WRITTEN EXERCISE.
Drop every picture, then transcribe the remaining data exactly.

━━━━━ DATA RECORDS ━━━━━

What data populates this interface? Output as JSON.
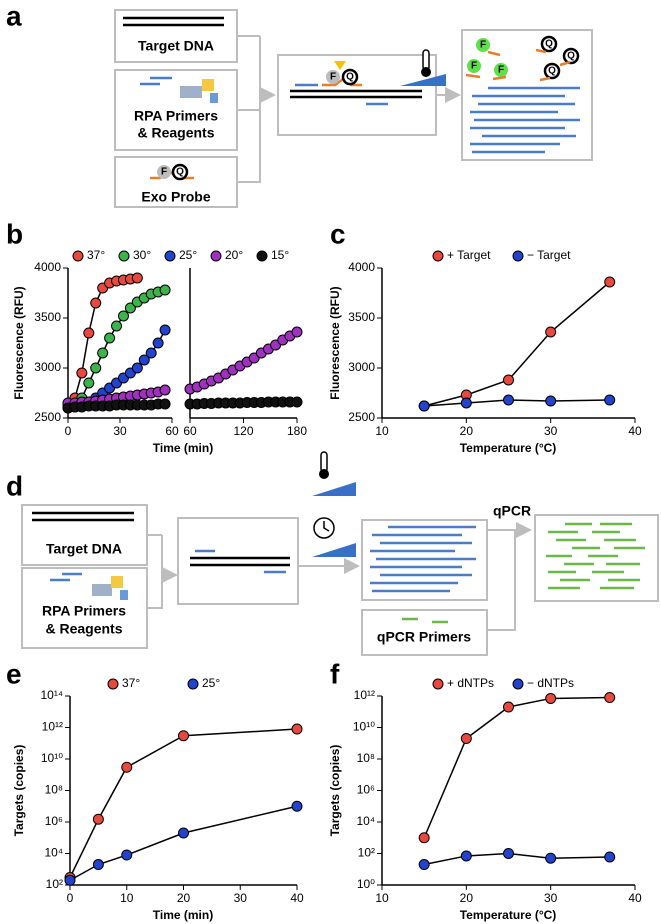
{
  "panel_labels": [
    "a",
    "b",
    "c",
    "d",
    "e",
    "f"
  ],
  "diagram_a": {
    "target": "Target DNA",
    "reagents": [
      "RPA Primers",
      "& Reagents"
    ],
    "probe": "Exo Probe",
    "probe_letters": [
      "F",
      "Q"
    ]
  },
  "diagram_d": {
    "target": "Target DNA",
    "reagents": [
      "RPA Primers",
      "& Reagents"
    ],
    "step": "qPCR",
    "primers": "qPCR Primers"
  },
  "chart_data": [
    {
      "type": "line",
      "xlabel": "Time (min)",
      "ylabel": "Fluorescence (RFU)",
      "xlim": [
        0,
        60
      ],
      "xticks": [
        0,
        30,
        60
      ],
      "ylim": [
        2500,
        4000
      ],
      "yticks": [
        2500,
        3000,
        3500,
        4000
      ],
      "series": [
        {
          "name": "37°",
          "color": "#e8493f",
          "x": [
            0,
            4,
            8,
            12,
            16,
            20,
            24,
            28,
            32,
            36,
            40
          ],
          "values": [
            2620,
            2700,
            2950,
            3350,
            3650,
            3800,
            3850,
            3870,
            3880,
            3890,
            3900
          ]
        },
        {
          "name": "30°",
          "color": "#3cb44b",
          "x": [
            0,
            4,
            8,
            12,
            16,
            20,
            24,
            28,
            32,
            36,
            40,
            44,
            48,
            52,
            56
          ],
          "values": [
            2620,
            2640,
            2700,
            2850,
            3000,
            3150,
            3300,
            3420,
            3520,
            3600,
            3660,
            3700,
            3740,
            3760,
            3780
          ]
        },
        {
          "name": "25°",
          "color": "#2244cc",
          "x": [
            0,
            4,
            8,
            12,
            16,
            20,
            24,
            28,
            32,
            36,
            40,
            44,
            48,
            52,
            56
          ],
          "values": [
            2600,
            2610,
            2630,
            2660,
            2700,
            2750,
            2800,
            2850,
            2900,
            2950,
            3000,
            3080,
            3150,
            3250,
            3380
          ]
        },
        {
          "name": "20°",
          "color": "#a030c0",
          "x": [
            0,
            4,
            8,
            12,
            16,
            20,
            24,
            28,
            32,
            36,
            40,
            44,
            48,
            52,
            56
          ],
          "values": [
            2650,
            2650,
            2660,
            2660,
            2670,
            2680,
            2690,
            2700,
            2710,
            2720,
            2730,
            2740,
            2750,
            2760,
            2780
          ]
        },
        {
          "name": "15°",
          "color": "#111111",
          "x": [
            0,
            4,
            8,
            12,
            16,
            20,
            24,
            28,
            32,
            36,
            40,
            44,
            48,
            52,
            56
          ],
          "values": [
            2600,
            2610,
            2610,
            2620,
            2620,
            2620,
            2620,
            2630,
            2630,
            2630,
            2630,
            2630,
            2630,
            2640,
            2640
          ]
        }
      ]
    },
    {
      "type": "line",
      "xlim": [
        60,
        180
      ],
      "xticks": [
        60,
        120,
        180
      ],
      "ylim": [
        2500,
        4000
      ],
      "series": [
        {
          "color": "#a030c0",
          "x": [
            60,
            68,
            76,
            84,
            92,
            100,
            108,
            116,
            124,
            132,
            140,
            148,
            156,
            164,
            172,
            180
          ],
          "values": [
            2790,
            2810,
            2840,
            2870,
            2900,
            2940,
            2980,
            3020,
            3060,
            3100,
            3150,
            3190,
            3230,
            3280,
            3320,
            3360
          ]
        },
        {
          "color": "#111111",
          "x": [
            60,
            68,
            76,
            84,
            92,
            100,
            108,
            116,
            124,
            132,
            140,
            148,
            156,
            164,
            172,
            180
          ],
          "values": [
            2640,
            2640,
            2645,
            2645,
            2650,
            2650,
            2650,
            2650,
            2655,
            2655,
            2655,
            2660,
            2660,
            2660,
            2660,
            2660
          ]
        }
      ]
    },
    {
      "type": "line",
      "xlabel": "Temperature (°C)",
      "ylabel": "Fluorescence (RFU)",
      "xlim": [
        10,
        40
      ],
      "xticks": [
        10,
        20,
        30,
        40
      ],
      "ylim": [
        2500,
        4000
      ],
      "yticks": [
        2500,
        3000,
        3500,
        4000
      ],
      "series": [
        {
          "name": "+ Target",
          "color": "#e8493f",
          "x": [
            15,
            20,
            25,
            30,
            37
          ],
          "values": [
            2620,
            2730,
            2880,
            3360,
            3860
          ]
        },
        {
          "name": "− Target",
          "color": "#2244cc",
          "x": [
            15,
            20,
            25,
            30,
            37
          ],
          "values": [
            2620,
            2650,
            2680,
            2670,
            2680
          ]
        }
      ]
    },
    {
      "type": "line",
      "log_y": true,
      "xlabel": "Time (min)",
      "ylabel": "Targets (copies)",
      "xlim": [
        0,
        40
      ],
      "xticks": [
        0,
        10,
        20,
        30,
        40
      ],
      "ylim": [
        100,
        100000000000000
      ],
      "yticks": [
        {
          "value": 100,
          "label": "10²"
        },
        {
          "value": 10000,
          "label": "10⁴"
        },
        {
          "value": 1000000,
          "label": "10⁶"
        },
        {
          "value": 100000000,
          "label": "10⁸"
        },
        {
          "value": 10000000000,
          "label": "10¹⁰"
        },
        {
          "value": 1000000000000,
          "label": "10¹²"
        },
        {
          "value": 100000000000000,
          "label": "10¹⁴"
        }
      ],
      "series": [
        {
          "name": "37°",
          "color": "#e8493f",
          "x": [
            0,
            5,
            10,
            20,
            40
          ],
          "values": [
            300,
            1500000,
            3000000000,
            300000000000,
            800000000000
          ]
        },
        {
          "name": "25°",
          "color": "#2244cc",
          "x": [
            0,
            5,
            10,
            20,
            40
          ],
          "values": [
            200,
            2000,
            8000,
            200000,
            10000000
          ]
        }
      ]
    },
    {
      "type": "line",
      "log_y": true,
      "xlabel": "Temperature (°C)",
      "ylabel": "Targets (copies)",
      "xlim": [
        10,
        40
      ],
      "xticks": [
        10,
        20,
        30,
        40
      ],
      "ylim": [
        1,
        1000000000000
      ],
      "yticks": [
        {
          "value": 1,
          "label": "10⁰"
        },
        {
          "value": 100,
          "label": "10²"
        },
        {
          "value": 10000,
          "label": "10⁴"
        },
        {
          "value": 1000000,
          "label": "10⁶"
        },
        {
          "value": 100000000,
          "label": "10⁸"
        },
        {
          "value": 10000000000,
          "label": "10¹⁰"
        },
        {
          "value": 1000000000000,
          "label": "10¹²"
        }
      ],
      "series": [
        {
          "name": "+ dNTPs",
          "color": "#e8493f",
          "x": [
            15,
            20,
            25,
            30,
            37
          ],
          "values": [
            1000,
            2000000000,
            200000000000,
            700000000000,
            800000000000
          ]
        },
        {
          "name": "− dNTPs",
          "color": "#2244cc",
          "x": [
            15,
            20,
            25,
            30,
            37
          ],
          "values": [
            20,
            70,
            100,
            50,
            60
          ]
        }
      ]
    }
  ]
}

━━━━━

OUTPUT BELOW.
What data populates this interface? Output as JSON.
{
  "panel_labels": [
    "a",
    "b",
    "c",
    "d",
    "e",
    "f"
  ],
  "diagram_a": {
    "target": "Target DNA",
    "reagents": [
      "RPA Primers",
      "& Reagents"
    ],
    "probe": "Exo Probe",
    "probe_letters": [
      "F",
      "Q"
    ]
  },
  "diagram_d": {
    "target": "Target DNA",
    "reagents": [
      "RPA Primers",
      "& Reagents"
    ],
    "step": "qPCR",
    "primers": "qPCR Primers"
  },
  "chart_data": [
    {
      "type": "line",
      "xlabel": "Time (min)",
      "ylabel": "Fluorescence (RFU)",
      "xlim": [
        0,
        60
      ],
      "xticks": [
        0,
        30,
        60
      ],
      "ylim": [
        2500,
        4000
      ],
      "yticks": [
        2500,
        3000,
        3500,
        4000
      ],
      "series": [
        {
          "name": "37°",
          "color": "#e8493f",
          "x": [
            0,
            4,
            8,
            12,
            16,
            20,
            24,
            28,
            32,
            36,
            40
          ],
          "values": [
            2620,
            2700,
            2950,
            3350,
            3650,
            3800,
            3850,
            3870,
            3880,
            3890,
            3900
          ]
        },
        {
          "name": "30°",
          "color": "#3cb44b",
          "x": [
            0,
            4,
            8,
            12,
            16,
            20,
            24,
            28,
            32,
            36,
            40,
            44,
            48,
            52,
            56
          ],
          "values": [
            2620,
            2640,
            2700,
            2850,
            3000,
            3150,
            3300,
            3420,
            3520,
            3600,
            3660,
            3700,
            3740,
            3760,
            3780
          ]
        },
        {
          "name": "25°",
          "color": "#2244cc",
          "x": [
            0,
            4,
            8,
            12,
            16,
            20,
            24,
            28,
            32,
            36,
            40,
            44,
            48,
            52,
            56
          ],
          "values": [
            2600,
            2610,
            2630,
            2660,
            2700,
            2750,
            2800,
            2850,
            2900,
            2950,
            3000,
            3080,
            3150,
            3250,
            3380
          ]
        },
        {
          "name": "20°",
          "color": "#a030c0",
          "x": [
            0,
            4,
            8,
            12,
            16,
            20,
            24,
            28,
            32,
            36,
            40,
            44,
            48,
            52,
            56
          ],
          "values": [
            2650,
            2650,
            2660,
            2660,
            2670,
            2680,
            2690,
            2700,
            2710,
            2720,
            2730,
            2740,
            2750,
            2760,
            2780
          ]
        },
        {
          "name": "15°",
          "color": "#111111",
          "x": [
            0,
            4,
            8,
            12,
            16,
            20,
            24,
            28,
            32,
            36,
            40,
            44,
            48,
            52,
            56
          ],
          "values": [
            2600,
            2610,
            2610,
            2620,
            2620,
            2620,
            2620,
            2630,
            2630,
            2630,
            2630,
            2630,
            2630,
            2640,
            2640
          ]
        }
      ]
    },
    {
      "type": "line",
      "xlim": [
        60,
        180
      ],
      "xticks": [
        60,
        120,
        180
      ],
      "ylim": [
        2500,
        4000
      ],
      "series": [
        {
          "color": "#a030c0",
          "x": [
            60,
            68,
            76,
            84,
            92,
            100,
            108,
            116,
            124,
            132,
            140,
            148,
            156,
            164,
            172,
            180
          ],
          "values": [
            2790,
            2810,
            2840,
            2870,
            2900,
            2940,
            2980,
            3020,
            3060,
            3100,
            3150,
            3190,
            3230,
            3280,
            3320,
            3360
          ]
        },
        {
          "color": "#111111",
          "x": [
            60,
            68,
            76,
            84,
            92,
            100,
            108,
            116,
            124,
            132,
            140,
            148,
            156,
            164,
            172,
            180
          ],
          "values": [
            2640,
            2640,
            2645,
            2645,
            2650,
            2650,
            2650,
            2650,
            2655,
            2655,
            2655,
            2660,
            2660,
            2660,
            2660,
            2660
          ]
        }
      ]
    },
    {
      "type": "line",
      "xlabel": "Temperature (°C)",
      "ylabel": "Fluorescence (RFU)",
      "xlim": [
        10,
        40
      ],
      "xticks": [
        10,
        20,
        30,
        40
      ],
      "ylim": [
        2500,
        4000
      ],
      "yticks": [
        2500,
        3000,
        3500,
        4000
      ],
      "series": [
        {
          "name": "+ Target",
          "color": "#e8493f",
          "x": [
            15,
            20,
            25,
            30,
            37
          ],
          "values": [
            2620,
            2730,
            2880,
            3360,
            3860
          ]
        },
        {
          "name": "− Target",
          "color": "#2244cc",
          "x": [
            15,
            20,
            25,
            30,
            37
          ],
          "values": [
            2620,
            2650,
            2680,
            2670,
            2680
          ]
        }
      ]
    },
    {
      "type": "line",
      "log_y": true,
      "xlabel": "Time (min)",
      "ylabel": "Targets (copies)",
      "xlim": [
        0,
        40
      ],
      "xticks": [
        0,
        10,
        20,
        30,
        40
      ],
      "ylim": [
        100,
        100000000000000
      ],
      "yticks": [
        {
          "value": 100,
          "label": "10²"
        },
        {
          "value": 10000,
          "label": "10⁴"
        },
        {
          "value": 1000000,
          "label": "10⁶"
        },
        {
          "value": 100000000,
          "label": "10⁸"
        },
        {
          "value": 10000000000,
          "label": "10¹⁰"
        },
        {
          "value": 1000000000000,
          "label": "10¹²"
        },
        {
          "value": 100000000000000,
          "label": "10¹⁴"
        }
      ],
      "series": [
        {
          "name": "37°",
          "color": "#e8493f",
          "x": [
            0,
            5,
            10,
            20,
            40
          ],
          "values": [
            300,
            1500000,
            3000000000,
            300000000000,
            800000000000
          ]
        },
        {
          "name": "25°",
          "color": "#2244cc",
          "x": [
            0,
            5,
            10,
            20,
            40
          ],
          "values": [
            200,
            2000,
            8000,
            200000,
            10000000
          ]
        }
      ]
    },
    {
      "type": "line",
      "log_y": true,
      "xlabel": "Temperature (°C)",
      "ylabel": "Targets (copies)",
      "xlim": [
        10,
        40
      ],
      "xticks": [
        10,
        20,
        30,
        40
      ],
      "ylim": [
        1,
        1000000000000
      ],
      "yticks": [
        {
          "value": 1,
          "label": "10⁰"
        },
        {
          "value": 100,
          "label": "10²"
        },
        {
          "value": 10000,
          "label": "10⁴"
        },
        {
          "value": 1000000,
          "label": "10⁶"
        },
        {
          "value": 100000000,
          "label": "10⁸"
        },
        {
          "value": 10000000000,
          "label": "10¹⁰"
        },
        {
          "value": 1000000000000,
          "label": "10¹²"
        }
      ],
      "series": [
        {
          "name": "+ dNTPs",
          "color": "#e8493f",
          "x": [
            15,
            20,
            25,
            30,
            37
          ],
          "values": [
            1000,
            2000000000,
            200000000000,
            700000000000,
            800000000000
          ]
        },
        {
          "name": "− dNTPs",
          "color": "#2244cc",
          "x": [
            15,
            20,
            25,
            30,
            37
          ],
          "values": [
            20,
            70,
            100,
            50,
            60
          ]
        }
      ]
    }
  ]
}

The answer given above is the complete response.